> _Problem details_:
Please repeat all of the listing exactly.
>> BEGIN
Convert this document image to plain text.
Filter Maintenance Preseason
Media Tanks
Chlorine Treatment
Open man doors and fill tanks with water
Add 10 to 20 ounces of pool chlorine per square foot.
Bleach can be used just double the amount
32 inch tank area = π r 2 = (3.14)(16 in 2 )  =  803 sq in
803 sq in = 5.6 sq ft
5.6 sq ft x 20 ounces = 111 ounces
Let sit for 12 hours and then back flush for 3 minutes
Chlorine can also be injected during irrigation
>> END
> _Result of the exercise_:
Convert this document image to plain text.
Filter Maintenance Preseason
Media Tanks
Chlorine Treatment
Open man doors and fill tanks with water
Add 10 to 20 ounces of pool chlorine per square foot.
Bleach can be used just double the amount
32 inch tank area = π r 2 = (3.14)(16 in 2 )  =  803 sq in
803 sq in = 5.6 sq ft
5.6 sq ft x 20 ounces = 111 ounces
Let sit for 12 hours and then back flush for 3 minutes
Chlorine can also be injected during irrigation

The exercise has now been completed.